Output all of the data below exactly as given.

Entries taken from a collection
Begin
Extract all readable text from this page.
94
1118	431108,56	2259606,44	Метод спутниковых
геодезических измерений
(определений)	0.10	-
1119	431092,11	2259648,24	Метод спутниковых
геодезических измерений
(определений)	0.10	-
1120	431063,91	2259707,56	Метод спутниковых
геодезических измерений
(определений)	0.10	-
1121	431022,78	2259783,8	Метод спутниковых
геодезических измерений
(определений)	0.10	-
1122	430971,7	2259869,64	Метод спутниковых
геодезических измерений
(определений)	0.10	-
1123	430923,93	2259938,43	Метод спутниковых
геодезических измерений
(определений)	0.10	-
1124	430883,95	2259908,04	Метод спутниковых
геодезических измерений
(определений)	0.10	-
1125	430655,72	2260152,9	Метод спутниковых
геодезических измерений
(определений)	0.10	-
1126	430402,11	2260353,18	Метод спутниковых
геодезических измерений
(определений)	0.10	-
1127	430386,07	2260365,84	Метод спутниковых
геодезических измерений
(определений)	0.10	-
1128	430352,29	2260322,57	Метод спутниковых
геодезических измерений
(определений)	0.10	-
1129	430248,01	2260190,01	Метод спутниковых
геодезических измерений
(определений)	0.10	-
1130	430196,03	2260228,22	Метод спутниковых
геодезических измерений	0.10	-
End
TASK RESULT>
Extract all readable text from this page.
94
1118	431108,56	2259606,44	Метод спутниковых
геодезических измерений
(определений)	0.10	-
1119	431092,11	2259648,24	Метод спутниковых
геодезических измерений
(определений)	0.10	-
1120	431063,91	2259707,56	Метод спутниковых
геодезических измерений
(определений)	0.10	-
1121	431022,78	2259783,8	Метод спутниковых
геодезических измерений
(определений)	0.10	-
1122	430971,7	2259869,64	Метод спутниковых
геодезических измерений
(определений)	0.10	-
1123	430923,93	2259938,43	Метод спутниковых
геодезических измерений
(определений)	0.10	-
1124	430883,95	2259908,04	Метод спутниковых
геодезических измерений
(определений)	0.10	-
1125	430655,72	2260152,9	Метод спутниковых
геодезических измерений
(определений)	0.10	-
1126	430402,11	2260353,18	Метод спутниковых
геодезических измерений
(определений)	0.10	-
1127	430386,07	2260365,84	Метод спутниковых
геодезических измерений
(определений)	0.10	-
1128	430352,29	2260322,57	Метод спутниковых
геодезических измерений
(определений)	0.10	-
1129	430248,01	2260190,01	Метод спутниковых
геодезических измерений
(определений)	0.10	-
1130	430196,03	2260228,22	Метод спутниковых
геодезических измерений	0.10	-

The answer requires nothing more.